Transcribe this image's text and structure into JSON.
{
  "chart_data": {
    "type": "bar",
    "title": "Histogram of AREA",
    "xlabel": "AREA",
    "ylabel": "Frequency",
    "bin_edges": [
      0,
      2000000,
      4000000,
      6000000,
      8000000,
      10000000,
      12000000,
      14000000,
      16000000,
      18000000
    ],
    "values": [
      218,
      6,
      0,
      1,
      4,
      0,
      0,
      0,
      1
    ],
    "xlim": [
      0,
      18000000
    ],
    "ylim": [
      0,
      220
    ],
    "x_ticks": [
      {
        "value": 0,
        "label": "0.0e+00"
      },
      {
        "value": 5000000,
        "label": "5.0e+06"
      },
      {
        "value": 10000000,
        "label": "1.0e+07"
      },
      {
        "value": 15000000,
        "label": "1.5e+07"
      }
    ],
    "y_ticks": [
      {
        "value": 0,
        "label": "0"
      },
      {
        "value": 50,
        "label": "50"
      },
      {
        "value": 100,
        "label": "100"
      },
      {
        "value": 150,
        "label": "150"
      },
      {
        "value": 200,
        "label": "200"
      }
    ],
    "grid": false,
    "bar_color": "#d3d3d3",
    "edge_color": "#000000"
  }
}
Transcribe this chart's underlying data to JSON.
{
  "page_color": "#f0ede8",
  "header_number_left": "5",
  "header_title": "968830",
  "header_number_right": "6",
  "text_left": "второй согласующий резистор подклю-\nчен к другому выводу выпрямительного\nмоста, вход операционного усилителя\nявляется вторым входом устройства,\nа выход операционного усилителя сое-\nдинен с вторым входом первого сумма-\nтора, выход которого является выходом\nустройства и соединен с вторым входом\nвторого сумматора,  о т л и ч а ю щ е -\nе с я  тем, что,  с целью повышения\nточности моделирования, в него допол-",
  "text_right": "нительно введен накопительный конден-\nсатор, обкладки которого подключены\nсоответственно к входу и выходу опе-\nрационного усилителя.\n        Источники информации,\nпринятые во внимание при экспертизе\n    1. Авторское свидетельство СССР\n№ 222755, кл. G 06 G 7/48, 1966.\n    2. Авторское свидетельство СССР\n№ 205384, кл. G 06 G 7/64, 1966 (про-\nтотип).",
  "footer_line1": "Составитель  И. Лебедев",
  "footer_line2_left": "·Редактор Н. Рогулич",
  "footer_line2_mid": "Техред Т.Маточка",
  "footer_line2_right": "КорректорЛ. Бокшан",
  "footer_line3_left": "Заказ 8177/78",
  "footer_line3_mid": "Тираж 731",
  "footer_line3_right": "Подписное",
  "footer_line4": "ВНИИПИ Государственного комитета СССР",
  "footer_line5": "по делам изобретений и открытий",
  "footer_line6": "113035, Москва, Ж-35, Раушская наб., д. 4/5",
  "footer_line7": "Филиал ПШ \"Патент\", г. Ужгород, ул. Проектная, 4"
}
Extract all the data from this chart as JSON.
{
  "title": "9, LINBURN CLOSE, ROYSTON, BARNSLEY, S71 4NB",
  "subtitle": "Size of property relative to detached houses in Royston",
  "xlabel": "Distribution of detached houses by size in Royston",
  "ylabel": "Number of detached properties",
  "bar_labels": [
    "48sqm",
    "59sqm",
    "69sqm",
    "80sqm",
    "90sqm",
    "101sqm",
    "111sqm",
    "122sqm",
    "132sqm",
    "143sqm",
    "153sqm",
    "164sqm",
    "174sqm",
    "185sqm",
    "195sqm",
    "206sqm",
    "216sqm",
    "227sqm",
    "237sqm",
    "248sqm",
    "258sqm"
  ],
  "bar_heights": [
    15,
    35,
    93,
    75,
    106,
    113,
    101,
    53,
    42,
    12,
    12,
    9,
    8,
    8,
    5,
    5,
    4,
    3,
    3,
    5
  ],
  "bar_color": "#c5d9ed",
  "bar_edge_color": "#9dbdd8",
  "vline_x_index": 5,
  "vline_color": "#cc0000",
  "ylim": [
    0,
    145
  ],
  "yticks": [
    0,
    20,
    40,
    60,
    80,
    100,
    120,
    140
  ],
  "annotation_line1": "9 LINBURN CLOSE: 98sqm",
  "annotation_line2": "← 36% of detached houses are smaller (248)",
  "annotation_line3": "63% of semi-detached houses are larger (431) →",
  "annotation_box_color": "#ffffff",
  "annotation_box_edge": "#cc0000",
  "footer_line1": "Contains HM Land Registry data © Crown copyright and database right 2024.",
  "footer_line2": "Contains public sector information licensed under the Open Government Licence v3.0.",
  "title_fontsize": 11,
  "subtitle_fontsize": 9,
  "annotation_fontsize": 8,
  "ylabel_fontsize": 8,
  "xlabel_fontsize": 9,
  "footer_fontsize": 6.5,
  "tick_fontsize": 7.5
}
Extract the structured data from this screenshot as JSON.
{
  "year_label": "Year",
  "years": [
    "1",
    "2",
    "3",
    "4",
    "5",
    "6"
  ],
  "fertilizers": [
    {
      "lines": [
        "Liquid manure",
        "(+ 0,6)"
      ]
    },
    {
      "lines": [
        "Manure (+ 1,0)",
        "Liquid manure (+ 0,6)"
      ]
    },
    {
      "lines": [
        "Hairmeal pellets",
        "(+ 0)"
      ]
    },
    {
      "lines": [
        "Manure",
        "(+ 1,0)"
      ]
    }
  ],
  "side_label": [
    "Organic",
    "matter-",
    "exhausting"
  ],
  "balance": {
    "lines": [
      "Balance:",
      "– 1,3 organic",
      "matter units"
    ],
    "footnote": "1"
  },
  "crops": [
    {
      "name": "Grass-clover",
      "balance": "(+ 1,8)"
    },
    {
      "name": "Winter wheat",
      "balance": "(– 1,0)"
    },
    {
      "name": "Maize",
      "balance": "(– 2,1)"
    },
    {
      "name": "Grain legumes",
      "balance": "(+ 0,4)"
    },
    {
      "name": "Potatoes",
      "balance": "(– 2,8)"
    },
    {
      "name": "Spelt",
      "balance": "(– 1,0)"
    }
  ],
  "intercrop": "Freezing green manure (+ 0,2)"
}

**SHORT PROBLEM**:
Select all lines in the listing above where the word "detached" appears, and show them.

**FULL OUTPUT**:
  "subtitle": "Size of property relative to detached houses in Royston",
  "xlabel": "Distribution of detached houses by size in Royston",
  "ylabel": "Number of detached properties",
  "annotation_line2": "← 36% of detached houses are smaller (248)",
  "annotation_line3": "63% of semi-detached houses are larger (431) →",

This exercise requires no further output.